Task instructions
Reproduce the photography tips post below word for word, in full.

Source extract

▼

Black & White, Cramming, and Humor

5 Black & White Photography Tips

The Digital Photography School has an article on “5 Black & White Photography Tips.”  These photo tips are geared toward what you do with the camera when you intend to shoot black & white rather than what you do with the software.  The 5 tips cover capture modes, color spaces, ISO settings, time of day, and composition.  The most important tip is that you should ALWAYS capture the full color image, and do so in RAW if your camera supports this.  Don't let the camera decide how the black & white shot will look, that's what photo editing software is for — you'll have much more control.  If your camera has the option to capture in black & white, it's probably just desaturating the image after it captures the full color picture.  I can't recall one time that I've ever used a pure desaturation to develop a black & white.

“Cram It” Method for Macro Photography

Macro Art In Nature has a photo technique called “A Simple Flower – ‘Cram It' Method.”  Macro photography is an interesting and artistic form of photography, and this technique brings it to a whole new level.  It's basically accomplished by slapping a macro lens and teleconverter on your camera, stuffing it down into a flower, and using selective focusing for parts of the image.  Interesting technique.  I'm curious to try it with a non-macro lens and an extension tube.  I've noticed the set I have can cause my lens to focus right down to the front element.  It's worth a shot.

▲

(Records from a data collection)
▼

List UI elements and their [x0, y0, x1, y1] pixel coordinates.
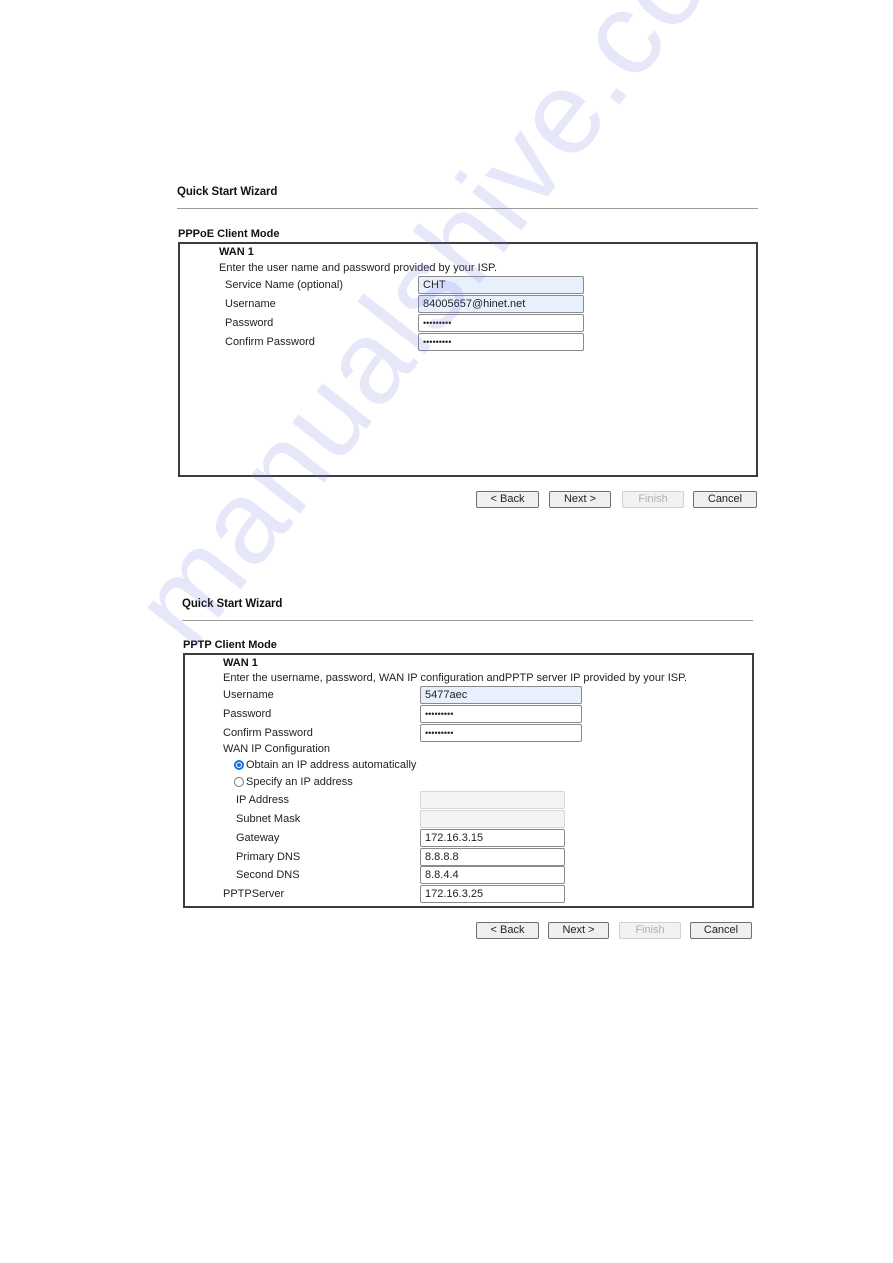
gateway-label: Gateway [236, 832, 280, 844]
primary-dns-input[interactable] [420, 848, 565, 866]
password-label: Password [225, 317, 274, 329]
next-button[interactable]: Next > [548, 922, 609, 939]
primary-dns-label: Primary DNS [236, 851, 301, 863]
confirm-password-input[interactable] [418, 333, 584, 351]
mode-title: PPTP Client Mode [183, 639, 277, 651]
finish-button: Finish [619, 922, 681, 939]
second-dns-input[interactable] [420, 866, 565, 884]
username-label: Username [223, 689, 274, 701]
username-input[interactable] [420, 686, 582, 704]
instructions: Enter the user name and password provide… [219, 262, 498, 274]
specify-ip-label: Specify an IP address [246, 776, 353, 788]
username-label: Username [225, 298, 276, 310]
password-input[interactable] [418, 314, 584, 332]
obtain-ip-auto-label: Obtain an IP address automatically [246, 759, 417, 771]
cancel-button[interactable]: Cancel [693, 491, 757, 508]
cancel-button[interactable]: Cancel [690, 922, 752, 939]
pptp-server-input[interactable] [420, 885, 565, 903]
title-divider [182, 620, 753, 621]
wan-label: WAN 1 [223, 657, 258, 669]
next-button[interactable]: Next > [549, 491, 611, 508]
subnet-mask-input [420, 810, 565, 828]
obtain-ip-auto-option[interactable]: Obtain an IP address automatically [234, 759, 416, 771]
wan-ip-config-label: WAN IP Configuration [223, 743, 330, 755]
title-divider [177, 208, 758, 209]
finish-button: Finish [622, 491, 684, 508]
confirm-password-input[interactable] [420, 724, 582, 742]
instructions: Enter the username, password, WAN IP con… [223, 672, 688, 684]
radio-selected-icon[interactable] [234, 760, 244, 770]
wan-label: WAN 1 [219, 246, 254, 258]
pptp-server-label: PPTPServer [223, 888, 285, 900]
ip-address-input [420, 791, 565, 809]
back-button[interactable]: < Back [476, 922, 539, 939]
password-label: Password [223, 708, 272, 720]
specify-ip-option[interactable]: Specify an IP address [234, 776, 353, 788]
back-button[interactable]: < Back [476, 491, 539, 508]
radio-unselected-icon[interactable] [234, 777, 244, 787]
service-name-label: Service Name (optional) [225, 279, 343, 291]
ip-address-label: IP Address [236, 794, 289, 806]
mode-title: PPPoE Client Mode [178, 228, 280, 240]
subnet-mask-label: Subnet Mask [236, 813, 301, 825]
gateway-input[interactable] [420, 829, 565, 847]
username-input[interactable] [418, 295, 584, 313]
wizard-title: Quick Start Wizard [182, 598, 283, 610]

▲

Result of the exercise
Black & White, Cramming, and Humor

5 Black & White Photography Tips

The Digital Photography School has an article on “5 Black & White Photography Tips.”  These photo tips are geared toward what you do with the camera when you intend to shoot black & white rather than what you do with the software.  The 5 tips cover capture modes, color spaces, ISO settings, time of day, and composition.  The most important tip is that you should ALWAYS capture the full color image, and do so in RAW if your camera supports this.  Don't let the camera decide how the black & white shot will look, that's what photo editing software is for — you'll have much more control.  If your camera has the option to capture in black & white, it's probably just desaturating the image after it captures the full color picture.  I can't recall one time that I've ever used a pure desaturation to develop a black & white.

“Cram It” Method for Macro Photography

Macro Art In Nature has a photo technique called “A Simple Flower – ‘Cram It' Method.”  Macro photography is an interesting and artistic form of photography, and this technique brings it to a whole new level.  It's basically accomplished by slapping a macro lens and teleconverter on your camera, stuffing it down into a flower, and using selective focusing for parts of the image.  Interesting technique.  I'm curious to try it with a non-macro lens and an extension tube.  I've noticed the set I have can cause my lens to focus right down to the front element.  It's worth a shot.